- **WORK TO COMPLETE**
a: Answer these questions about the disability and education speeches:
(i) How many years old does Etta say she is?
(ii) What condition does Etta say she has?
(iii) For about how many years has Rachel Noble been in the education space?
b: Please transcribe the part of the disability and education speeches that opens with the words containing "I've seen the" and closes with "to access employment.".

:: TEXT EXCERPT

I was once told that it was a beautiful thing that I was getting a degree.
This comment came from the mother of another young woman with a similar level of disability to me. And in fact with cerebral palsy which is what I have. And yet she was shocked that I would have these natural aspirations for myself.
In my 23 years as a person and having spent most of that in the education system I am still constantly taken aback that my achievements -- achievements that would just be normal expectations for my able-bodied twin sister -- are called exceptional.
It reinforces for me the appallingly low standards that we seem to have for disabled people's learning opportunities and for their full citizenship. It reinforces that we do not expect them to contribute to society or enrich our lives as citizens of this country. And that has to stop. I am an honours student. That is the other part of the reason why I am here.
I remember as a five year old, being worried what would happen when I was going to school on my own, and it was teacher aide support that allayed this anxiety. Sure it was difficult, but what worked was when teacher aides had the time to meet me as a full person and engage with my learning needs that way.
Over my years as a student my needs have changed, but I wouldn't say they've decreased. They've simply had to become more targeted, more shaped by the strong aspirations that I have for my adulthood. And I am worried that the proposed changes will mean that people cannot aspire to this kind of adulthood -- to an independent one, to one where they can hope to be full contributors to society.
And I am sick of being an exception.
I want there to be disabled people in our tertiary institutions. I want them here in Parliament.
(crowd cheering)
And I hope that this kind of turnout is indicative that we all want that to start now, thank you.
(applause)
Bernadette: Thankyou Etta, and we do want it to start now, yesterday, last century.
Rachel Noble
Bernadette: Now I'd like to introduce Rachel Noble. Kia ora Rachel.
Rachel: Thank you. Wow so many of you here - that's really really brilliant.
I'd just like to say I've been around in the education space as a student, as a teacher, and as an advocate for around fifty years. My parents fought like you parents now. I had to be determined at school, with the constant threat of rules.
My brother didn't have those rules so why did I have those rules, why do the children now have these rules?
I've seen the same pattern happening over and over again and again and we still see that happening today. We've been reviewed and updated to death.
We are people. We are not objects. We are not a burden. We are not a drain, we're not broken. We do not need or want to be fixed. We are not difficult add ons. We are valuable. We are productive citizens. We have a right to go to school. We have a right to access education and then to access employment.

::::
:: DATASET EXCERPTS

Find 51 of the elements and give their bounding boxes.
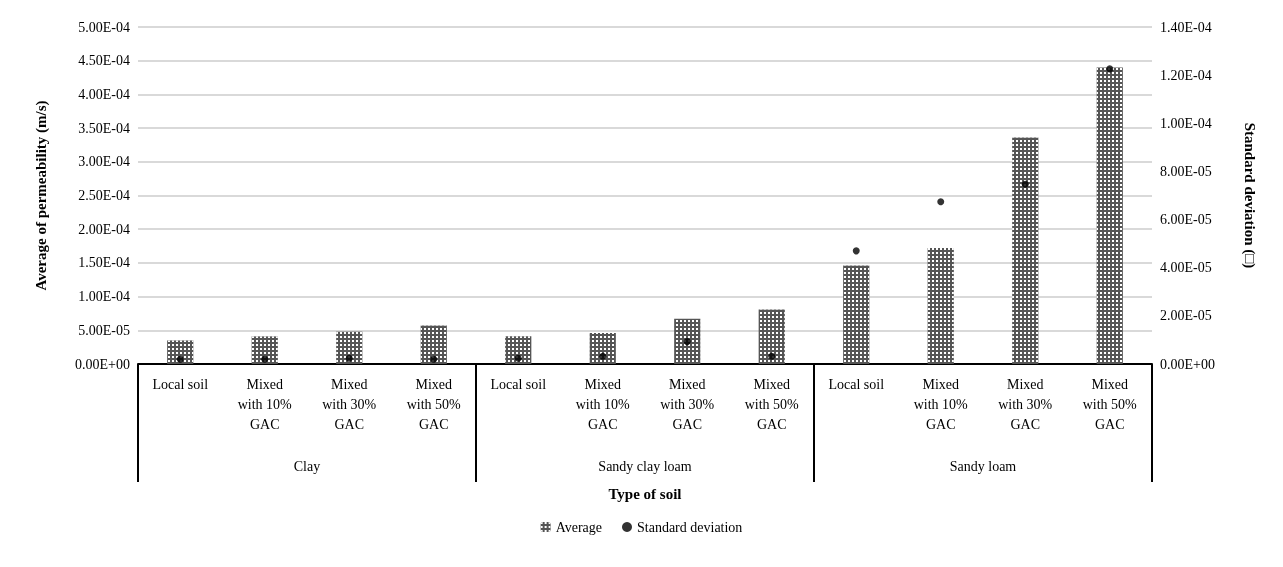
y2-tick-label: 8.00E-05 <box>1160 163 1212 179</box>
y2-tick-label: 6.00E-05 <box>1160 212 1212 228</box>
point <box>176 355 184 363</box>
text: Sandy clay loam <box>598 458 692 474</box>
y2-tick-label: 2.00E-05 <box>1160 308 1212 324</box>
x-tick-label: Mixed with 50% GAC <box>1082 376 1138 432</box>
x-tick-label: Mixed with 10% GAC <box>913 376 969 432</box>
point <box>1106 65 1114 73</box>
y-tick-label: 5.00E-04 <box>78 19 130 35</box>
y-tick-label: 5.00E-05 <box>78 322 130 338</box>
y-tick-label: 4.50E-04 <box>78 53 130 69</box>
x-tick-label: Mixed with 10% GAC <box>237 376 293 432</box>
x-tick-label: Mixed with 50% GAC <box>406 376 462 432</box>
point <box>683 338 691 346</box>
point <box>768 352 776 360</box>
y-tick-label: 2.50E-04 <box>78 188 130 203</box>
point <box>852 247 860 255</box>
y2-tick-label: 0.00E+00 <box>1160 356 1215 372</box>
y2-axis-title: Standard deviation (□) <box>1240 122 1258 269</box>
y-tick-label: 1.00E-04 <box>78 289 130 305</box>
y-axis-title: Average of permeability (m/s) <box>32 100 50 291</box>
y-tick-label: 3.00E-04 <box>78 154 130 170</box>
y2-tick-label: 4.00E-05 <box>1160 260 1212 276</box>
text: Sandy loam <box>949 458 1017 474</box>
x-tick-label: Mixed with 50% GAC <box>744 376 800 432</box>
point <box>514 354 522 362</box>
x-tick-label: Mixed with 30% GAC <box>998 376 1053 432</box>
y-tick-label: 1.50E-04 <box>78 255 130 271</box>
y2-tick-label: 1.20E-04 <box>1160 67 1212 83</box>
x-tick-label: Mixed with 10% GAC <box>575 376 631 432</box>
x-tick-label: Local soil <box>490 376 547 392</box>
x-tick-label: Local soil <box>152 376 209 392</box>
x-tick-label: Mixed with 30% GAC <box>660 376 715 432</box>
point <box>599 352 607 360</box>
point <box>937 198 945 206</box>
legend-label: Average <box>555 519 603 535</box>
point <box>1021 180 1029 188</box>
y2-tick-label: 1.40E-04 <box>1160 19 1212 35</box>
y-tick-label: 2.00E-04 <box>78 221 130 237</box>
text: Clay <box>293 458 321 474</box>
y2-tick-label: 1.00E-04 <box>1160 115 1212 131</box>
y-tick-label: 4.00E-04 <box>78 86 130 102</box>
point <box>430 355 438 363</box>
point <box>345 354 353 362</box>
legend-label: Standard deviation <box>637 519 743 535</box>
y-tick-label: 3.50E-04 <box>78 120 130 136</box>
x-axis-title: Type of soil <box>608 485 682 502</box>
y-tick-label: 0.00E+00 <box>75 356 130 372</box>
x-tick-label: Local soil <box>828 376 885 392</box>
x-tick-label: Mixed with 30% GAC <box>322 376 377 432</box>
point <box>261 355 269 363</box>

::::

- **ANSWERS TO THE EXERCISE**
a:
(i) 23
(ii) Cerebral palsy
(iii) Around fifty years

b:
I've seen the same pattern happening over and over again and again and we still see that happening today. We've been reviewed and updated to death.
We are people. We are not objects. We are not a burden. We are not a drain, we're not broken. We do not need or want to be fixed. We are not difficult add ons. We are valuable. We are productive citizens. We have a right to go to school. We have a right to access education and then to access employment.